** TASK GOAL **
Repeat each line exactly, leaving nothing out.

** DATA FOR PROCESSING **
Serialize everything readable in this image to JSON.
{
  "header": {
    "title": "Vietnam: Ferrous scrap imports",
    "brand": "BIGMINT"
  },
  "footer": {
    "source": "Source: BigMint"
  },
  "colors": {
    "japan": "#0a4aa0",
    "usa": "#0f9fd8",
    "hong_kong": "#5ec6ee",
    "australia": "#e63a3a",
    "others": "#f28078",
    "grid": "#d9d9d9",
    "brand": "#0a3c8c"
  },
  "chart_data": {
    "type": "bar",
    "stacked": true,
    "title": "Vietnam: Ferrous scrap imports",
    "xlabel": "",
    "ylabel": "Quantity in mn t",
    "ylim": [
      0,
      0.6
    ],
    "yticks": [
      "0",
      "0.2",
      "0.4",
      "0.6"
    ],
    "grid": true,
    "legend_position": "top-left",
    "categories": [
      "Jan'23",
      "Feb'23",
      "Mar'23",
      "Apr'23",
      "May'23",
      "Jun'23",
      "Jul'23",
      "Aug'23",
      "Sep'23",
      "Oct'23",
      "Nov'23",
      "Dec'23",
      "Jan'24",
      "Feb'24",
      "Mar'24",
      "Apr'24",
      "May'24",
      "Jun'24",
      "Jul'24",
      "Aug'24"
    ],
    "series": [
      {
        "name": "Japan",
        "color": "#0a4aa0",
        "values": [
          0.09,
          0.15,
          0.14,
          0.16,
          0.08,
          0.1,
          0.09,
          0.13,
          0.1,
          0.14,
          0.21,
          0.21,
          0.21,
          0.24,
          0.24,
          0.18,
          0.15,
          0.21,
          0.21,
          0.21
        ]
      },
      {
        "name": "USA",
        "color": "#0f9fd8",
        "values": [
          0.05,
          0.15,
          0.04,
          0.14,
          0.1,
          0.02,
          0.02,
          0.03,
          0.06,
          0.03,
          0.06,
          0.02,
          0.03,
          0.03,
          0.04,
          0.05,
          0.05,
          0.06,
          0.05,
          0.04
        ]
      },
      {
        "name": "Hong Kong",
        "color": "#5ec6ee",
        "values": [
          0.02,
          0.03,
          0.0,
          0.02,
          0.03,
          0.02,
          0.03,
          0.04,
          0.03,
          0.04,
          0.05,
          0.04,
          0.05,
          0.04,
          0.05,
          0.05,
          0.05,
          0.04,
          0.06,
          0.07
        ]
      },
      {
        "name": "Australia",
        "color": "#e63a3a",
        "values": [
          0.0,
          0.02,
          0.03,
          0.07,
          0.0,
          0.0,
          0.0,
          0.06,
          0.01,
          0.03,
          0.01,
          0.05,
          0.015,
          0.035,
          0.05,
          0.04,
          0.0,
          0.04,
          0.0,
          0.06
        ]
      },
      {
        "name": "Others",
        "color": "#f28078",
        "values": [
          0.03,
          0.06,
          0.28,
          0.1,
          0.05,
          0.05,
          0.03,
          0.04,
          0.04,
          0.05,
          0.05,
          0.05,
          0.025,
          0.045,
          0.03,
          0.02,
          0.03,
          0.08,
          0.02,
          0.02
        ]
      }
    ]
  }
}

** SOLUTION FOR THIS TASK **
Serialize everything readable in this image to JSON.
{
  "header": {
    "title": "Vietnam: Ferrous scrap imports",
    "brand": "BIGMINT"
  },
  "footer": {
    "source": "Source: BigMint"
  },
  "colors": {
    "japan": "#0a4aa0",
    "usa": "#0f9fd8",
    "hong_kong": "#5ec6ee",
    "australia": "#e63a3a",
    "others": "#f28078",
    "grid": "#d9d9d9",
    "brand": "#0a3c8c"
  },
  "chart_data": {
    "type": "bar",
    "stacked": true,
    "title": "Vietnam: Ferrous scrap imports",
    "xlabel": "",
    "ylabel": "Quantity in mn t",
    "ylim": [
      0,
      0.6
    ],
    "yticks": [
      "0",
      "0.2",
      "0.4",
      "0.6"
    ],
    "grid": true,
    "legend_position": "top-left",
    "categories": [
      "Jan'23",
      "Feb'23",
      "Mar'23",
      "Apr'23",
      "May'23",
      "Jun'23",
      "Jul'23",
      "Aug'23",
      "Sep'23",
      "Oct'23",
      "Nov'23",
      "Dec'23",
      "Jan'24",
      "Feb'24",
      "Mar'24",
      "Apr'24",
      "May'24",
      "Jun'24",
      "Jul'24",
      "Aug'24"
    ],
    "series": [
      {
        "name": "Japan",
        "color": "#0a4aa0",
        "values": [
          0.09,
          0.15,
          0.14,
          0.16,
          0.08,
          0.1,
          0.09,
          0.13,
          0.1,
          0.14,
          0.21,
          0.21,
          0.21,
          0.24,
          0.24,
          0.18,
          0.15,
          0.21,
          0.21,
          0.21
        ]
      },
      {
        "name": "USA",
        "color": "#0f9fd8",
        "values": [
          0.05,
          0.15,
          0.04,
          0.14,
          0.1,
          0.02,
          0.02,
          0.03,
          0.06,
          0.03,
          0.06,
          0.02,
          0.03,
          0.03,
          0.04,
          0.05,
          0.05,
          0.06,
          0.05,
          0.04
        ]
      },
      {
        "name": "Hong Kong",
        "color": "#5ec6ee",
        "values": [
          0.02,
          0.03,
          0.0,
          0.02,
          0.03,
          0.02,
          0.03,
          0.04,
          0.03,
          0.04,
          0.05,
          0.04,
          0.05,
          0.04,
          0.05,
          0.05,
          0.05,
          0.04,
          0.06,
          0.07
        ]
      },
      {
        "name": "Australia",
        "color": "#e63a3a",
        "values": [
          0.0,
          0.02,
          0.03,
          0.07,
          0.0,
          0.0,
          0.0,
          0.06,
          0.01,
          0.03,
          0.01,
          0.05,
          0.015,
          0.035,
          0.05,
          0.04,
          0.0,
          0.04,
          0.0,
          0.06
        ]
      },
      {
        "name": "Others",
        "color": "#f28078",
        "values": [
          0.03,
          0.06,
          0.28,
          0.1,
          0.05,
          0.05,
          0.03,
          0.04,
          0.04,
          0.05,
          0.05,
          0.05,
          0.025,
          0.045,
          0.03,
          0.02,
          0.03,
          0.08,
          0.02,
          0.02
        ]
      }
    ]
  }
}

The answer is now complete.